# GIVEN PROBLEM
Locate and copy each line in the data that contains the word "menit".

····················

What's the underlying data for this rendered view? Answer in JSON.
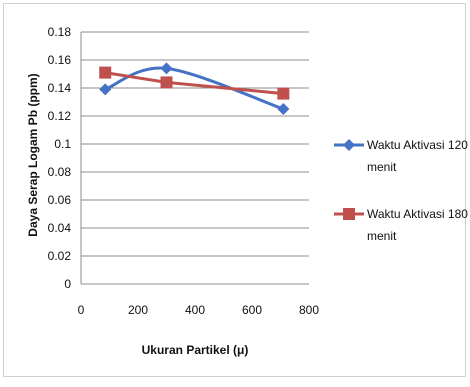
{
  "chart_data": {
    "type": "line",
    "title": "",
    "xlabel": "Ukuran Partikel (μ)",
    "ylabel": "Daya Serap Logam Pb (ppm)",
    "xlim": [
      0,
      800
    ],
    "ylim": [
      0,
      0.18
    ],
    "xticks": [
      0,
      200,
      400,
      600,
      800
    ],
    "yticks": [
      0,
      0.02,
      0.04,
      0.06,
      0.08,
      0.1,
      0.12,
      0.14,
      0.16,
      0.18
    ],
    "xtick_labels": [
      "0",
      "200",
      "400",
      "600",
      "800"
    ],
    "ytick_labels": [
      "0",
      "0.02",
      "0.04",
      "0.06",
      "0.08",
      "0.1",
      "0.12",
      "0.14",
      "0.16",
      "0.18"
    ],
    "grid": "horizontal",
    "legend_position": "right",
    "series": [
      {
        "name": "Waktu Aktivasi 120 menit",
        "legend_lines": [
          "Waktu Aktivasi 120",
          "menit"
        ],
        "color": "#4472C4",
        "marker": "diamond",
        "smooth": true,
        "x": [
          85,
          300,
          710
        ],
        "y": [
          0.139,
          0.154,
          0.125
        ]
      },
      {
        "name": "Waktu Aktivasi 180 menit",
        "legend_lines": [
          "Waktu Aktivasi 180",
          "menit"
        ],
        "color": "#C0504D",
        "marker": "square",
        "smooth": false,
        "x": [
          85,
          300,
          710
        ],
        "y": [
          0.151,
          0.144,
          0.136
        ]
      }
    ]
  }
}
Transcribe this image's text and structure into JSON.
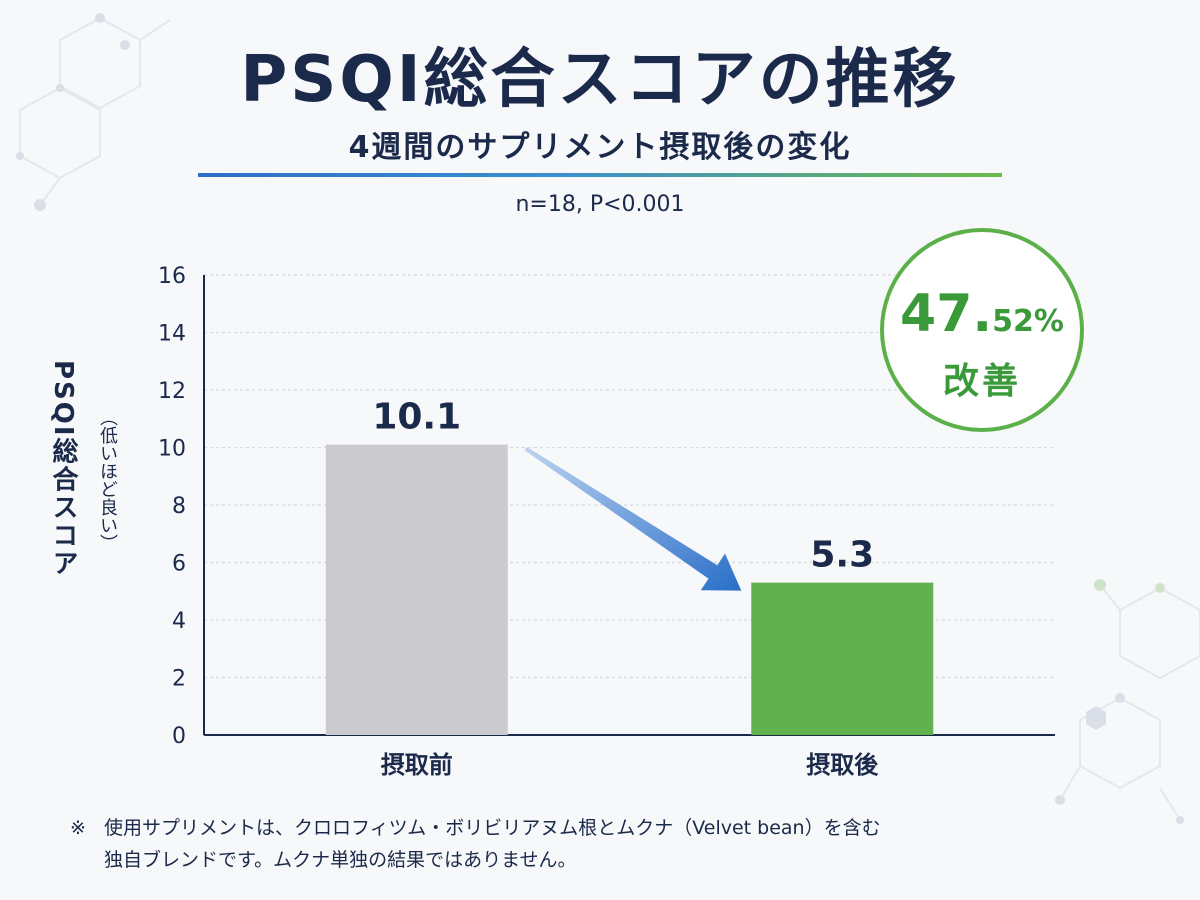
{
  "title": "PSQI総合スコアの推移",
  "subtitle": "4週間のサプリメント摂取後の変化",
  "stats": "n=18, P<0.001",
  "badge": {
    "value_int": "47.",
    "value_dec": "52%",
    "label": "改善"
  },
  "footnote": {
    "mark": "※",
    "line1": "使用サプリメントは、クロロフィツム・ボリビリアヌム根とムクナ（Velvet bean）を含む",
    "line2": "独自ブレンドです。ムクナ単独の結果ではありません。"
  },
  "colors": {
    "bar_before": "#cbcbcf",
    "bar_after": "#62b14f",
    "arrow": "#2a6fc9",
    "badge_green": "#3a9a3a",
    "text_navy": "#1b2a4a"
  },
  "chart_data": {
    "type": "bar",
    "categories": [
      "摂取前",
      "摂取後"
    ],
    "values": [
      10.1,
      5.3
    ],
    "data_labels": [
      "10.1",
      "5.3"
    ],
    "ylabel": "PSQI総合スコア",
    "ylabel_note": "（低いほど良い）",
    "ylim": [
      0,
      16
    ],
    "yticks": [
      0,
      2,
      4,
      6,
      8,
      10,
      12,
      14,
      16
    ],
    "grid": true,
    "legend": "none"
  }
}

····················

# EXERCISE RESPONSE
        "name": "Waktu Aktivasi 120 menit",
          "menit"
        "name": "Waktu Aktivasi 180 menit",
          "menit"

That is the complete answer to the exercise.